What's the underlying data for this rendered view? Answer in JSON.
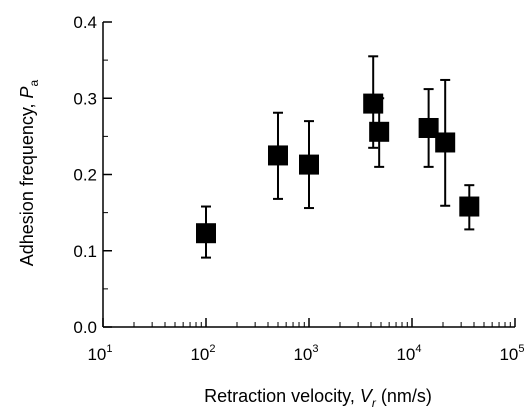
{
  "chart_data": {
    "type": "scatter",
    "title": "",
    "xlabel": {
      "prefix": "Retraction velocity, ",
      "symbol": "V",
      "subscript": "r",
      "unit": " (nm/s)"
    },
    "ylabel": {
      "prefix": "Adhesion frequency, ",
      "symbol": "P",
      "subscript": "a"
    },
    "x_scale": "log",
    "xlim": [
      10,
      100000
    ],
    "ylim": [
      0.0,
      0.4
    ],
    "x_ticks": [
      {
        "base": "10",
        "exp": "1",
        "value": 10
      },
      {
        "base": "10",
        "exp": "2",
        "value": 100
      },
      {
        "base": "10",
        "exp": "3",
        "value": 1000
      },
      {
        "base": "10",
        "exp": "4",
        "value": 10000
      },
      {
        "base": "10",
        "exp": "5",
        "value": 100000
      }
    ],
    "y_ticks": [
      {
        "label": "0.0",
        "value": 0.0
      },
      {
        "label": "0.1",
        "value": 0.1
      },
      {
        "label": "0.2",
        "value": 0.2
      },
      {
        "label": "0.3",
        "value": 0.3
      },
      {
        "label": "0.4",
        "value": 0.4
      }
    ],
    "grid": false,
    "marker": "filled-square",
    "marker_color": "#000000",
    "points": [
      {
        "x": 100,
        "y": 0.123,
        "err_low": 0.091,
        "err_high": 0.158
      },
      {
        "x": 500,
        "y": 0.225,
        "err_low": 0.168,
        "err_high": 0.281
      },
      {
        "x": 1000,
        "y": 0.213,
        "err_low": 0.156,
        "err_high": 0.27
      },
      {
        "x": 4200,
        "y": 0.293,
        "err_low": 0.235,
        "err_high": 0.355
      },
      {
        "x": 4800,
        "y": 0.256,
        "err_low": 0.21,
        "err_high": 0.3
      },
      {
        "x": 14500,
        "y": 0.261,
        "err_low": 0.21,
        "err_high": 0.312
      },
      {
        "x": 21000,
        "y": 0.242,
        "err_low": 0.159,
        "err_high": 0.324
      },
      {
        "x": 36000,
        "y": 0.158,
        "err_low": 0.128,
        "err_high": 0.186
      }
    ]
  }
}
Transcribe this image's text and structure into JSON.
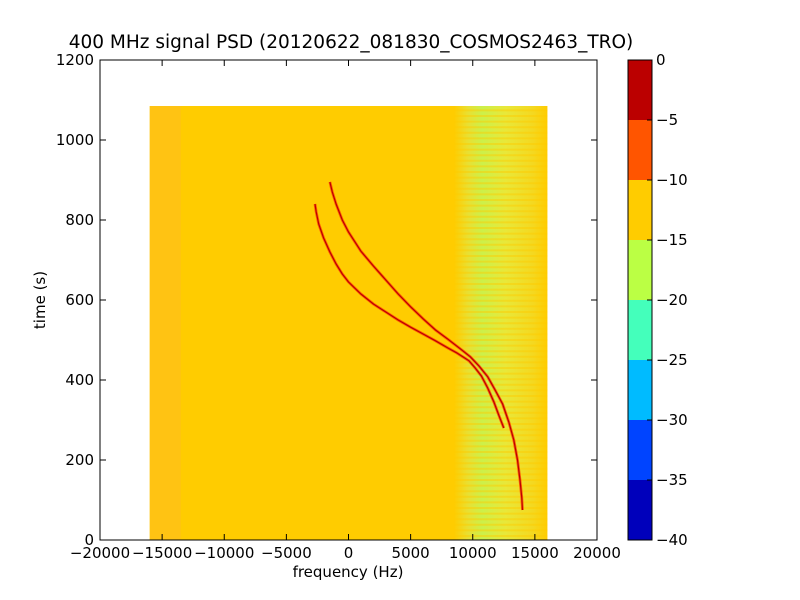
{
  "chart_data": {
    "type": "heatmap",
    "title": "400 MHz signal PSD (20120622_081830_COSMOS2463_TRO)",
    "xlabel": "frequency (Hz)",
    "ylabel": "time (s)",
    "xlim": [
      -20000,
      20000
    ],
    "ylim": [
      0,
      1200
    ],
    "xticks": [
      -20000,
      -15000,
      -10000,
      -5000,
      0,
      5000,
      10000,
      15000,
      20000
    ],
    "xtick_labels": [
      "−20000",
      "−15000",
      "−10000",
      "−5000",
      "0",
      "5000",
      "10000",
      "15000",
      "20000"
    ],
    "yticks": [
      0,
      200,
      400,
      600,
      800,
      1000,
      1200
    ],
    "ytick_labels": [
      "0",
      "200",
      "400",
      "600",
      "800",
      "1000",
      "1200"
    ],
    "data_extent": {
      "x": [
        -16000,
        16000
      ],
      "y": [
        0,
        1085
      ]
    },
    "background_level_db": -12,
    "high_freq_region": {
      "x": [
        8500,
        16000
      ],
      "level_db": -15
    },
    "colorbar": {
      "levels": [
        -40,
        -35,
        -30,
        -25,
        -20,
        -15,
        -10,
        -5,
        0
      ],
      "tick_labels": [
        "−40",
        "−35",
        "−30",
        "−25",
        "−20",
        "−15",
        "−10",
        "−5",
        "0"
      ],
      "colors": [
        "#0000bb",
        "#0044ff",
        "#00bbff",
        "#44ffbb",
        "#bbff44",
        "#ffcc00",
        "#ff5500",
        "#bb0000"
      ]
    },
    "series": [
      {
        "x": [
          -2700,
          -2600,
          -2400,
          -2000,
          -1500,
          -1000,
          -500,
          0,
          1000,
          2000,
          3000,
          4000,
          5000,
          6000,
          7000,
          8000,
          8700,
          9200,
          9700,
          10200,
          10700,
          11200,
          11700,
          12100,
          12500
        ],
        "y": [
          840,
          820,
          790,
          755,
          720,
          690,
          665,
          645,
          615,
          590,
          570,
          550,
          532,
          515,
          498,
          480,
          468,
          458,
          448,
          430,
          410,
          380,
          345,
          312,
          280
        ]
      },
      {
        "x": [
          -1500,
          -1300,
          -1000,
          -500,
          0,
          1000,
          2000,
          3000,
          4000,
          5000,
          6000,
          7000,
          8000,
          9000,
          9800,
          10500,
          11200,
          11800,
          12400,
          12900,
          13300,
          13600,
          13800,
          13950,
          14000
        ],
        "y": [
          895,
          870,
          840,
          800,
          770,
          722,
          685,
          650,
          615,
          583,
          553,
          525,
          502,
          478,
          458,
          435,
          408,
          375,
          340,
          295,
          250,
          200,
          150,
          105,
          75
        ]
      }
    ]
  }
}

********************

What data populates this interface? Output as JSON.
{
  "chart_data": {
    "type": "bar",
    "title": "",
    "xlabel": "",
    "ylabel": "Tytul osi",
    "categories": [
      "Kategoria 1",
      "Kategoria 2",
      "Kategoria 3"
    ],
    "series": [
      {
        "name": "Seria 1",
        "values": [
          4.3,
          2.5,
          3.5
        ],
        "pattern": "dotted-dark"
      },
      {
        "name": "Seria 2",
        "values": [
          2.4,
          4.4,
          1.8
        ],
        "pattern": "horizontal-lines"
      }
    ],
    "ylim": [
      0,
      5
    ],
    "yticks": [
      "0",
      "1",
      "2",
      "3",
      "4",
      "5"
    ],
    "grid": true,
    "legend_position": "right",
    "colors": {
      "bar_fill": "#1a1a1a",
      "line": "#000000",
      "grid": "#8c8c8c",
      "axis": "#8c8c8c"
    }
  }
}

********************

WHAT TO DO —
Of the lines in the entries, how many include the word "frequency"? State only the number.

TASK ANSWER —
2